• What the task asks:
Below are some records; return each one exactly.

• Lines of data:
[Begin]

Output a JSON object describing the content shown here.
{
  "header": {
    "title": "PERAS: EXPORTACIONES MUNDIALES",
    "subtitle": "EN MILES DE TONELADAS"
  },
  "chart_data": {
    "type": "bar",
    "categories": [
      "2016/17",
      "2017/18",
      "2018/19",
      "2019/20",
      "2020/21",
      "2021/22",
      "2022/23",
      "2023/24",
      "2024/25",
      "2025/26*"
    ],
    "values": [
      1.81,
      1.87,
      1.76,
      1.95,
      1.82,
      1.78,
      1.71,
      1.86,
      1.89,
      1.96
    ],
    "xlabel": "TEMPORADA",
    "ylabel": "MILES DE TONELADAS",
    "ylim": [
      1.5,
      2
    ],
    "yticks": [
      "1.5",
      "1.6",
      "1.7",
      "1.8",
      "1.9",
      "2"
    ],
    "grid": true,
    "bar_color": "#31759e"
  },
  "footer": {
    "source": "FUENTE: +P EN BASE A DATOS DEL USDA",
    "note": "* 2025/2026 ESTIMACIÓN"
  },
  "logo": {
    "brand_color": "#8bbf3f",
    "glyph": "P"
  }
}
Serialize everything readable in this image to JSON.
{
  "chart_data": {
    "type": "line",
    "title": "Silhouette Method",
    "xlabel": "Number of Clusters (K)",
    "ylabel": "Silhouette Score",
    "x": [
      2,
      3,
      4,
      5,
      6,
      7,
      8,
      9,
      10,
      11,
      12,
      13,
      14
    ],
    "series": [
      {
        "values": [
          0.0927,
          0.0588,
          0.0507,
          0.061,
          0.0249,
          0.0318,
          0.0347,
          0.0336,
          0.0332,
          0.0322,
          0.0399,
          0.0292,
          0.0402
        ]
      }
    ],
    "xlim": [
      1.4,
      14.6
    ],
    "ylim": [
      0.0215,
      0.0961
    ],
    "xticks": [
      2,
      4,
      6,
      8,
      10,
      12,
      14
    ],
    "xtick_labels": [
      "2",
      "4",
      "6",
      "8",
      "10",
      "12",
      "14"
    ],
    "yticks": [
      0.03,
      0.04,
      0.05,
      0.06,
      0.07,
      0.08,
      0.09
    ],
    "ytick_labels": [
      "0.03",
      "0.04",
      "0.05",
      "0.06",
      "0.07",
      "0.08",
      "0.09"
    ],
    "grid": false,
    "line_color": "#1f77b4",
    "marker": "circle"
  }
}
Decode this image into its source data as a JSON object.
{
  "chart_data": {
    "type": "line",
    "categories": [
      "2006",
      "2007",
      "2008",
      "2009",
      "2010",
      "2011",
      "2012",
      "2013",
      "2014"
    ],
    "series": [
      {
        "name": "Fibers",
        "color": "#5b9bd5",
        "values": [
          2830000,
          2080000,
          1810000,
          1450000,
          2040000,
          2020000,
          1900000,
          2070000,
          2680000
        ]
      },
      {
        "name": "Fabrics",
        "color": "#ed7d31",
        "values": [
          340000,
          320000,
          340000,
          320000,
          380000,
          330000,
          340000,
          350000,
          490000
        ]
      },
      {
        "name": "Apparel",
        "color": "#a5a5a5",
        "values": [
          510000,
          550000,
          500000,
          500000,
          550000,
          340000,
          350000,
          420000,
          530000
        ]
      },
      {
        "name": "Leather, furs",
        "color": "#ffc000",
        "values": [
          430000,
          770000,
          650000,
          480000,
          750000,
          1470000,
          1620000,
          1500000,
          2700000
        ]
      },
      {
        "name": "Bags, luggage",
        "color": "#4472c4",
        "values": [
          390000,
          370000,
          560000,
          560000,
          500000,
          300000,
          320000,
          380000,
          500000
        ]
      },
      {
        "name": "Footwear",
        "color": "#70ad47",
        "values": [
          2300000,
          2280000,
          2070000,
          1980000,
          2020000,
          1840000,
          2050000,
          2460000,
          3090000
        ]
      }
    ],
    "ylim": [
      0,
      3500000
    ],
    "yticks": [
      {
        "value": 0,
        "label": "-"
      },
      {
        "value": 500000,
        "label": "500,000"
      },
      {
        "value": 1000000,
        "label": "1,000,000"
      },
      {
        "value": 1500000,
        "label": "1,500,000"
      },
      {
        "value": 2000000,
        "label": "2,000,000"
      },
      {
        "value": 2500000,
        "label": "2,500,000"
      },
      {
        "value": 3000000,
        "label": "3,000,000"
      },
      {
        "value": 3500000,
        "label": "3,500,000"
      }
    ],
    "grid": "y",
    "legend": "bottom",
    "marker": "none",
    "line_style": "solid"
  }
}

[End]

• Exercise output:
Output a JSON object describing the content shown here.
{
  "header": {
    "title": "PERAS: EXPORTACIONES MUNDIALES",
    "subtitle": "EN MILES DE TONELADAS"
  },
  "chart_data": {
    "type": "bar",
    "categories": [
      "2016/17",
      "2017/18",
      "2018/19",
      "2019/20",
      "2020/21",
      "2021/22",
      "2022/23",
      "2023/24",
      "2024/25",
      "2025/26*"
    ],
    "values": [
      1.81,
      1.87,
      1.76,
      1.95,
      1.82,
      1.78,
      1.71,
      1.86,
      1.89,
      1.96
    ],
    "xlabel": "TEMPORADA",
    "ylabel": "MILES DE TONELADAS",
    "ylim": [
      1.5,
      2
    ],
    "yticks": [
      "1.5",
      "1.6",
      "1.7",
      "1.8",
      "1.9",
      "2"
    ],
    "grid": true,
    "bar_color": "#31759e"
  },
  "footer": {
    "source": "FUENTE: +P EN BASE A DATOS DEL USDA",
    "note": "* 2025/2026 ESTIMACIÓN"
  },
  "logo": {
    "brand_color": "#8bbf3f",
    "glyph": "P"
  }
}
Serialize everything readable in this image to JSON.
{
  "chart_data": {
    "type": "line",
    "title": "Silhouette Method",
    "xlabel": "Number of Clusters (K)",
    "ylabel": "Silhouette Score",
    "x": [
      2,
      3,
      4,
      5,
      6,
      7,
      8,
      9,
      10,
      11,
      12,
      13,
      14
    ],
    "series": [
      {
        "values": [
          0.0927,
          0.0588,
          0.0507,
          0.061,
          0.0249,
          0.0318,
          0.0347,
          0.0336,
          0.0332,
          0.0322,
          0.0399,
          0.0292,
          0.0402
        ]
      }
    ],
    "xlim": [
      1.4,
      14.6
    ],
    "ylim": [
      0.0215,
      0.0961
    ],
    "xticks": [
      2,
      4,
      6,
      8,
      10,
      12,
      14
    ],
    "xtick_labels": [
      "2",
      "4",
      "6",
      "8",
      "10",
      "12",
      "14"
    ],
    "yticks": [
      0.03,
      0.04,
      0.05,
      0.06,
      0.07,
      0.08,
      0.09
    ],
    "ytick_labels": [
      "0.03",
      "0.04",
      "0.05",
      "0.06",
      "0.07",
      "0.08",
      "0.09"
    ],
    "grid": false,
    "line_color": "#1f77b4",
    "marker": "circle"
  }
}
Decode this image into its source data as a JSON object.
{
  "chart_data": {
    "type": "line",
    "categories": [
      "2006",
      "2007",
      "2008",
      "2009",
      "2010",
      "2011",
      "2012",
      "2013",
      "2014"
    ],
    "series": [
      {
        "name": "Fibers",
        "color": "#5b9bd5",
        "values": [
          2830000,
          2080000,
          1810000,
          1450000,
          2040000,
          2020000,
          1900000,
          2070000,
          2680000
        ]
      },
      {
        "name": "Fabrics",
        "color": "#ed7d31",
        "values": [
          340000,
          320000,
          340000,
          320000,
          380000,
          330000,
          340000,
          350000,
          490000
        ]
      },
      {
        "name": "Apparel",
        "color": "#a5a5a5",
        "values": [
          510000,
          550000,
          500000,
          500000,
          550000,
          340000,
          350000,
          420000,
          530000
        ]
      },
      {
        "name": "Leather, furs",
        "color": "#ffc000",
        "values": [
          430000,
          770000,
          650000,
          480000,
          750000,
          1470000,
          1620000,
          1500000,
          2700000
        ]
      },
      {
        "name": "Bags, luggage",
        "color": "#4472c4",
        "values": [
          390000,
          370000,
          560000,
          560000,
          500000,
          300000,
          320000,
          380000,
          500000
        ]
      },
      {
        "name": "Footwear",
        "color": "#70ad47",
        "values": [
          2300000,
          2280000,
          2070000,
          1980000,
          2020000,
          1840000,
          2050000,
          2460000,
          3090000
        ]
      }
    ],
    "ylim": [
      0,
      3500000
    ],
    "yticks": [
      {
        "value": 0,
        "label": "-"
      },
      {
        "value": 500000,
        "label": "500,000"
      },
      {
        "value": 1000000,
        "label": "1,000,000"
      },
      {
        "value": 1500000,
        "label": "1,500,000"
      },
      {
        "value": 2000000,
        "label": "2,000,000"
      },
      {
        "value": 2500000,
        "label": "2,500,000"
      },
      {
        "value": 3000000,
        "label": "3,000,000"
      },
      {
        "value": 3500000,
        "label": "3,500,000"
      }
    ],
    "grid": "y",
    "legend": "bottom",
    "marker": "none",
    "line_style": "solid"
  }
}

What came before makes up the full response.